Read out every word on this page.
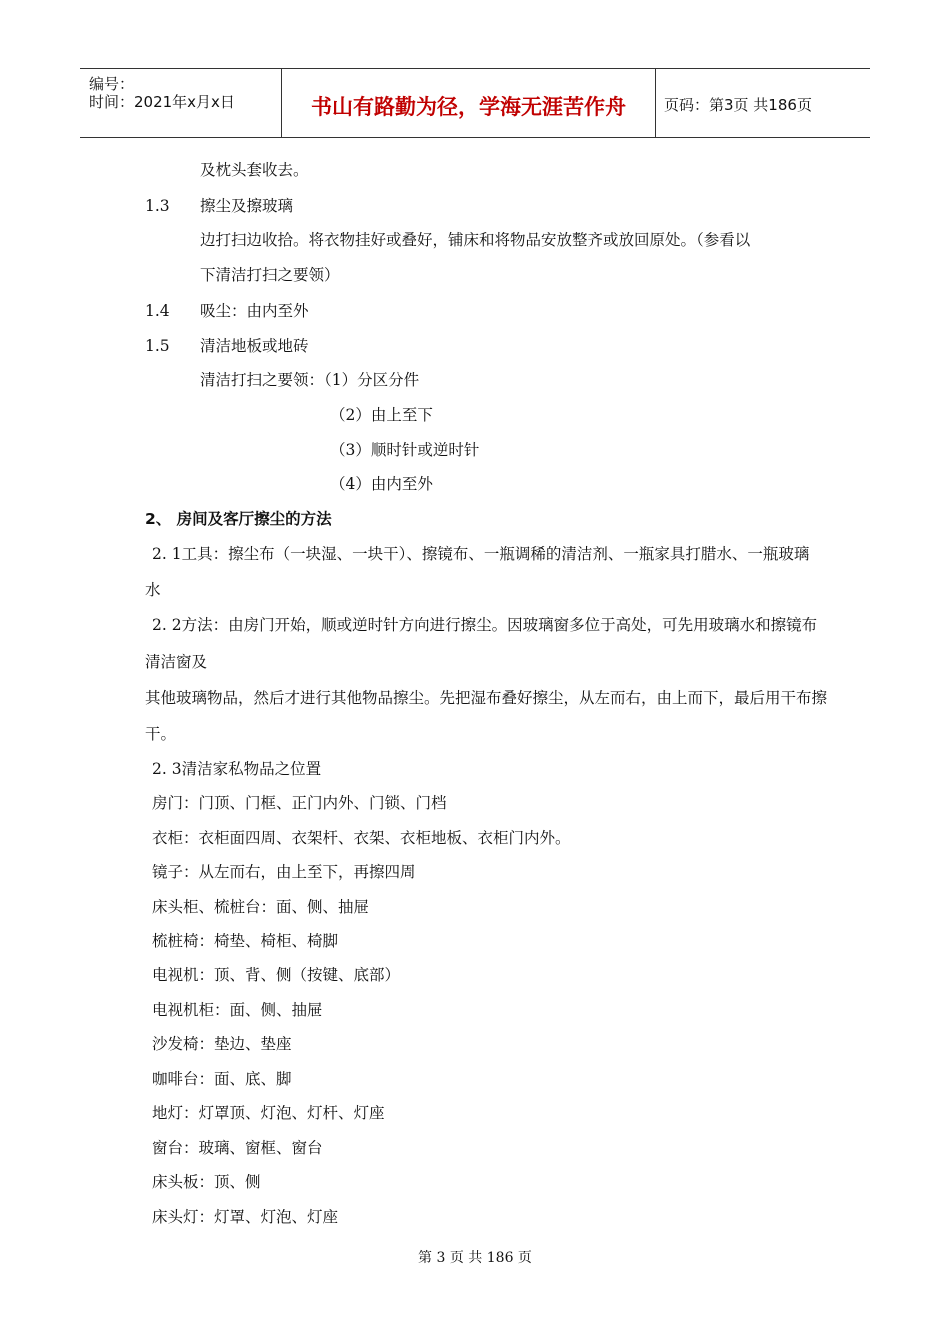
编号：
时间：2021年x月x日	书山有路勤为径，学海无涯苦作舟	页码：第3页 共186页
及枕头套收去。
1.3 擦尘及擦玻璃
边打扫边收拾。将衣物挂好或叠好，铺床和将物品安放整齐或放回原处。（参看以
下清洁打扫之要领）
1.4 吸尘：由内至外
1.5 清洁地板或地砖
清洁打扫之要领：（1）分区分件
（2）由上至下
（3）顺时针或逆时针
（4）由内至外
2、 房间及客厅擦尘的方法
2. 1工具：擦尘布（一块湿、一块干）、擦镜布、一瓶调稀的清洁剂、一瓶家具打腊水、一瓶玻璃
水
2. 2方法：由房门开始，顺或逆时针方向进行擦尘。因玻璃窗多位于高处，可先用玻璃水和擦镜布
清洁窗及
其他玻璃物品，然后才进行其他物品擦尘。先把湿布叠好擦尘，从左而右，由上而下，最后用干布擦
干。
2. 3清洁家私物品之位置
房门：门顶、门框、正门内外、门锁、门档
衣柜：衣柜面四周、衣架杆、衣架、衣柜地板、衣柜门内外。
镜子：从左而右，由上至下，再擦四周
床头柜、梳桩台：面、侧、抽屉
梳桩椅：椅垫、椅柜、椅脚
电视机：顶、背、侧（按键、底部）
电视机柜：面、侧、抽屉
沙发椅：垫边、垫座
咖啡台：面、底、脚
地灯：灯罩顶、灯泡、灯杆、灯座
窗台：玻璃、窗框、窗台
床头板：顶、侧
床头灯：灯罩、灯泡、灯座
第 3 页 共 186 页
━━━━
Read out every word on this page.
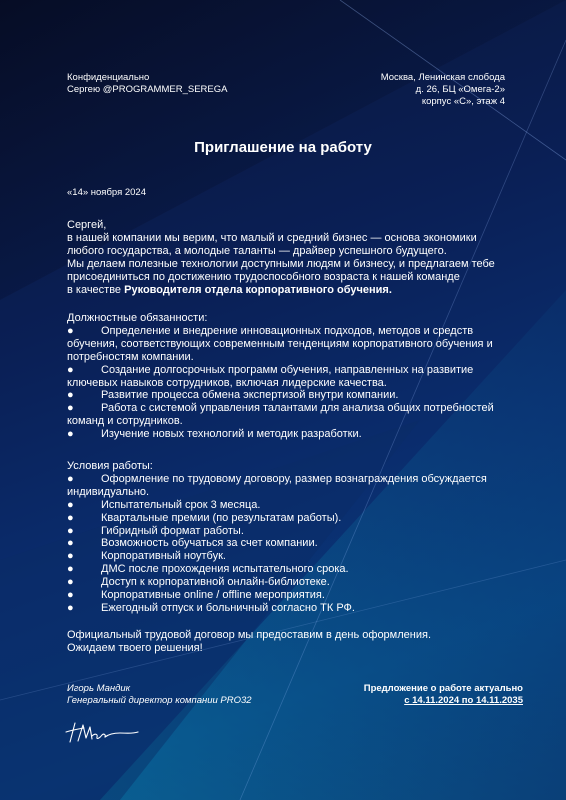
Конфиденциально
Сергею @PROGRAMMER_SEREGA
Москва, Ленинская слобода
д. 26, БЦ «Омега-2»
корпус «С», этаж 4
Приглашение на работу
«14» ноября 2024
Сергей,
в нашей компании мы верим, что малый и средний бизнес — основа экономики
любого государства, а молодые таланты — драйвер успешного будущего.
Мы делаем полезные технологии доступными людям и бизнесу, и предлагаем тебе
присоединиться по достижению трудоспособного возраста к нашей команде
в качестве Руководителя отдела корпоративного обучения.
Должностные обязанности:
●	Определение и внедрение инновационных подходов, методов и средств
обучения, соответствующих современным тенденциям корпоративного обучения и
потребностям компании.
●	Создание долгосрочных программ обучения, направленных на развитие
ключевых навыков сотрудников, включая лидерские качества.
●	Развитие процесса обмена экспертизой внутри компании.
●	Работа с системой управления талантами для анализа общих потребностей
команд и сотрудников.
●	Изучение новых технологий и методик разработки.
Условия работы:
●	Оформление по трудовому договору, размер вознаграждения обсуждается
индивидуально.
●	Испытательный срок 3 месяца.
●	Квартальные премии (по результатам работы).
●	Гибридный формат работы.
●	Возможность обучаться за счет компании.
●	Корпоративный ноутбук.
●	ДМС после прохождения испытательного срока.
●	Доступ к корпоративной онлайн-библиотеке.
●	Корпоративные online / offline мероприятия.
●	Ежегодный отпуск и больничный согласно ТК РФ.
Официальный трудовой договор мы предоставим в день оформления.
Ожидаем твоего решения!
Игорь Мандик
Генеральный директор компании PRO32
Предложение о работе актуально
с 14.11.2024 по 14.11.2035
━━━━
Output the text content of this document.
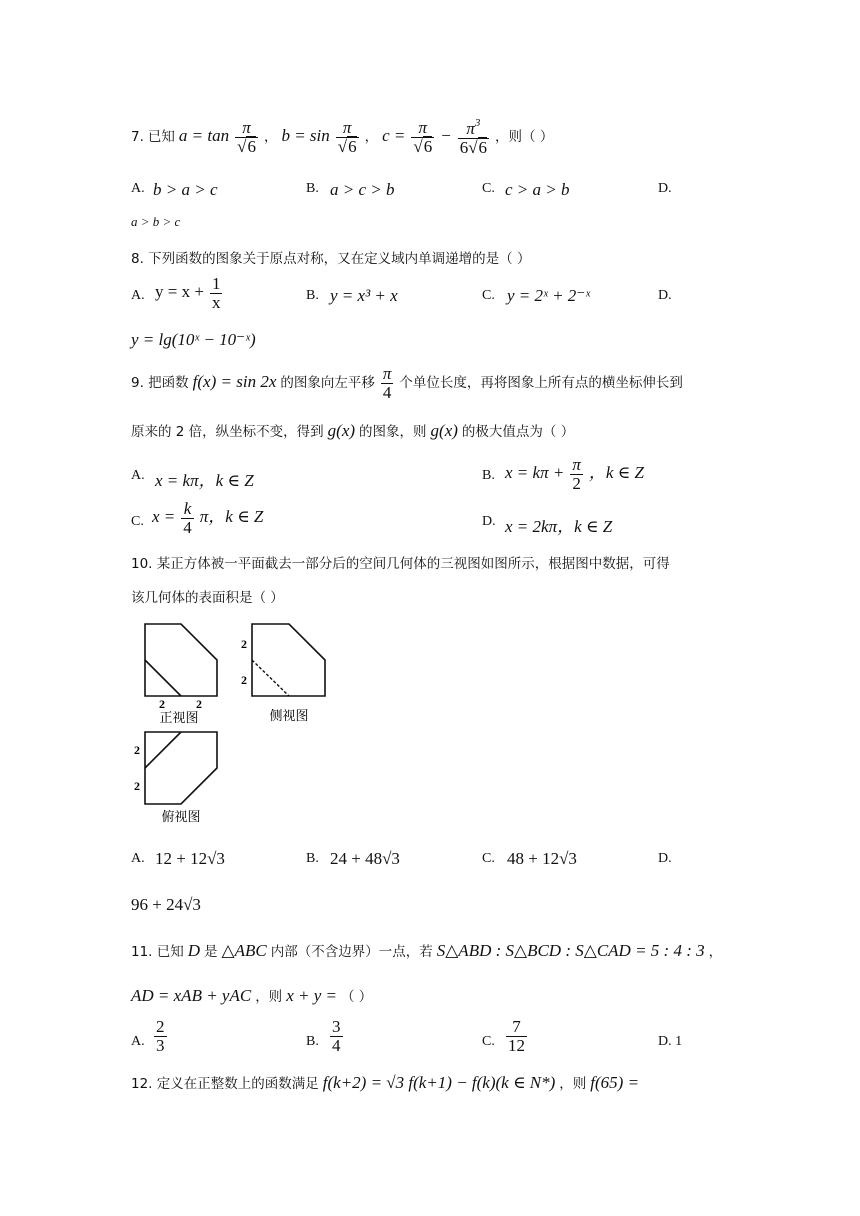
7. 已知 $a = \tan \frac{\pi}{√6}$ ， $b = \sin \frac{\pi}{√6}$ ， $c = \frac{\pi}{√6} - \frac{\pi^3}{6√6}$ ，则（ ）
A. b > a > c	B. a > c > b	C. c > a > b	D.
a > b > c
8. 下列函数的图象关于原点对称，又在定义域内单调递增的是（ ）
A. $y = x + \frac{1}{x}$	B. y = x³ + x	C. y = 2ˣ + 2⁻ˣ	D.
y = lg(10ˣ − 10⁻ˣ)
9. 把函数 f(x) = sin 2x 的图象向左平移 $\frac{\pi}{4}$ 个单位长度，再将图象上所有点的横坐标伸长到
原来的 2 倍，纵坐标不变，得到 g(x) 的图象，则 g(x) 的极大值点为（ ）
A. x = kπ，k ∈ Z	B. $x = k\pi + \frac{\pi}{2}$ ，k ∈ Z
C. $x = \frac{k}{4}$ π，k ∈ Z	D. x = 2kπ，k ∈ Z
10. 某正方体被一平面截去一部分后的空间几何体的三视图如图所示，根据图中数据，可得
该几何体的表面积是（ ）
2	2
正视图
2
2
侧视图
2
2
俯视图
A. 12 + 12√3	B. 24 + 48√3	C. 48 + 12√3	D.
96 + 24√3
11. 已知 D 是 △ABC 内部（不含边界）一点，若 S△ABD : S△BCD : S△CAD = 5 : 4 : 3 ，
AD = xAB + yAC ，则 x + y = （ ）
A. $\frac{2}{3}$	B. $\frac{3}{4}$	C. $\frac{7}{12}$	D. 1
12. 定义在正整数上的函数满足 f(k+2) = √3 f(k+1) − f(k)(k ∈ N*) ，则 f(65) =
━━━━
* PROBLEM REQUIREMENTS *
Which lines include the word "корпоративного"? Copy every one of them.

* RESPONSE BELOW *
в качестве Руководителя отдела корпоративного обучения.
обучения, соответствующих современным тенденциям корпоративного обучения и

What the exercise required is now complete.